-- Start of DATASET EXCERPTS --

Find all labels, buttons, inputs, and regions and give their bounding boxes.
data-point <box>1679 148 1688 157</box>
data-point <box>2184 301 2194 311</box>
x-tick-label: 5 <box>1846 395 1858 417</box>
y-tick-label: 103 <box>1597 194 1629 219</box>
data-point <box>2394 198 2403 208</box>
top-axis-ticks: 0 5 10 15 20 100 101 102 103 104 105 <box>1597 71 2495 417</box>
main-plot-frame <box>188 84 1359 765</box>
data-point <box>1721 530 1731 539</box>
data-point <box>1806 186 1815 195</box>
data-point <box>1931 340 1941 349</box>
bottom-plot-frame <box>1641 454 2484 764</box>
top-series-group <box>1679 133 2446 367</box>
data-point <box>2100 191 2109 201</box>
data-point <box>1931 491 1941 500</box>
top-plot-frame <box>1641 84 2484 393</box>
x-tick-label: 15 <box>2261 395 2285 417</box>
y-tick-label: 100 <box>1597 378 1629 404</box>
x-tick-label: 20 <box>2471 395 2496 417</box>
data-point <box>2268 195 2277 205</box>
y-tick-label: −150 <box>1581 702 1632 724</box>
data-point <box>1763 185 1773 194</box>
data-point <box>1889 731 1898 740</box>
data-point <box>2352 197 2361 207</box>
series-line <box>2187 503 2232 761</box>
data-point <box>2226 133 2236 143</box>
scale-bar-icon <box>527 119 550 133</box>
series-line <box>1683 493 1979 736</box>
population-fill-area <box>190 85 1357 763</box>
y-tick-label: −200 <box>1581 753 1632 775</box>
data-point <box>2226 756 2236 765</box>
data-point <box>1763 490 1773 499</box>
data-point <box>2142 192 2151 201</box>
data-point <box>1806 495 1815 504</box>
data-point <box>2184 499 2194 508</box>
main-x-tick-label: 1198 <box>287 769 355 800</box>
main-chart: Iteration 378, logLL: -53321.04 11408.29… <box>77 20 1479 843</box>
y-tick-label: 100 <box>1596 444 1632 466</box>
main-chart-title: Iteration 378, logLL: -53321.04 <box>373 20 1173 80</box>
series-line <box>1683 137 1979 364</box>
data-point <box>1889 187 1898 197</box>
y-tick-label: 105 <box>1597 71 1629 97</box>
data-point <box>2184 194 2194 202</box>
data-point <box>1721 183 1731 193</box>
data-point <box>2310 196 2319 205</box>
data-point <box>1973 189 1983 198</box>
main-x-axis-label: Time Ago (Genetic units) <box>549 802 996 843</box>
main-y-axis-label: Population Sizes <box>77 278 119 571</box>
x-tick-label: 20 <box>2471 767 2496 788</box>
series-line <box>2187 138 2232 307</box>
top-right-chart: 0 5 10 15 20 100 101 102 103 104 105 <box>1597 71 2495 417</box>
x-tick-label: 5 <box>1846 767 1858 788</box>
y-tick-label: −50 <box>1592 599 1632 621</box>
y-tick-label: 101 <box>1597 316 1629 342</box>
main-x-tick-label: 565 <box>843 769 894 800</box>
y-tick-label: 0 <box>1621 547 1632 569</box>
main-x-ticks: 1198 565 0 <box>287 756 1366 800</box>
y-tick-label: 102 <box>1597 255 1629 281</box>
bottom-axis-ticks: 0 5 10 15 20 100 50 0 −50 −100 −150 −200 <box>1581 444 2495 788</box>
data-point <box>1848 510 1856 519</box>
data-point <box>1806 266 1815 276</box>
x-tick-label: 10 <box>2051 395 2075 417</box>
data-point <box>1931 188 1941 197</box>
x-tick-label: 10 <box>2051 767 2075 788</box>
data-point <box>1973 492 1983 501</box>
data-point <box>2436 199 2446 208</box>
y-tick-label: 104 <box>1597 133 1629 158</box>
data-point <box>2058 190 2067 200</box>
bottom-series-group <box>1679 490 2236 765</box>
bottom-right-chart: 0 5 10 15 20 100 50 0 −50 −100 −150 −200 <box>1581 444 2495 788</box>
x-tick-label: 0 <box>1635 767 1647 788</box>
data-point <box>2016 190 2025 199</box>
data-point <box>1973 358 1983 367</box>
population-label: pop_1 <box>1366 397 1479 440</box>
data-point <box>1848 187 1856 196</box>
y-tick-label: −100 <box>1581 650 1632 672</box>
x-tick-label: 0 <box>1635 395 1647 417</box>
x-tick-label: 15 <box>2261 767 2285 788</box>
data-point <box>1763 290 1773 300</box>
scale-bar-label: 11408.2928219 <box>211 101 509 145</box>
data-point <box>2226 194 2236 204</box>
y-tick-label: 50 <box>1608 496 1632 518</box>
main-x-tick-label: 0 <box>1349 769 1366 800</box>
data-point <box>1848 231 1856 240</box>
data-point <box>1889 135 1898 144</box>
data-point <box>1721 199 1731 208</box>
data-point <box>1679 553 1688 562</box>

-- End of DATASET EXCERPTS --

* _AIM_: Convert the entries, from their first line through the line containing "y-tick-label: −200 <box>1581", into a JSON list of strings with one string per line, skipping any blank lines.

* _RESPONSE_:
[
  "Find all labels, buttons, inputs, and regions and give their bounding boxes.",
  "data-point <box>1679 148 1688 157</box>",
  "data-point <box>2184 301 2194 311</box>",
  "x-tick-label: 5 <box>1846 395 1858 417</box>",
  "y-tick-label: 103 <box>1597 194 1629 219</box>",
  "data-point <box>2394 198 2403 208</box>",
  "top-axis-ticks: 0 5 10 15 20 100 101 102 103 104 105 <box>1597 71 2495 417</box>",
  "main-plot-frame <box>188 84 1359 765</box>",
  "data-point <box>1721 530 1731 539</box>",
  "data-point <box>1806 186 1815 195</box>",
  "data-point <box>1931 340 1941 349</box>",
  "bottom-plot-frame <box>1641 454 2484 764</box>",
  "top-series-group <box>1679 133 2446 367</box>",
  "data-point <box>2100 191 2109 201</box>",
  "data-point <box>1931 491 1941 500</box>",
  "top-plot-frame <box>1641 84 2484 393</box>",
  "x-tick-label: 15 <box>2261 395 2285 417</box>",
  "y-tick-label: 100 <box>1597 378 1629 404</box>",
  "x-tick-label: 20 <box>2471 395 2496 417</box>",
  "data-point <box>2268 195 2277 205</box>",
  "y-tick-label: −150 <box>1581 702 1632 724</box>",
  "data-point <box>1763 185 1773 194</box>",
  "data-point <box>1889 731 1898 740</box>",
  "data-point <box>2352 197 2361 207</box>",
  "series-line <box>2187 503 2232 761</box>",
  "data-point <box>2226 133 2236 143</box>",
  "scale-bar-icon <box>527 119 550 133</box>",
  "series-line <box>1683 493 1979 736</box>",
  "population-fill-area <box>190 85 1357 763</box>",
  "y-tick-label: −200 <box>1581 753 1632 775</box>"
]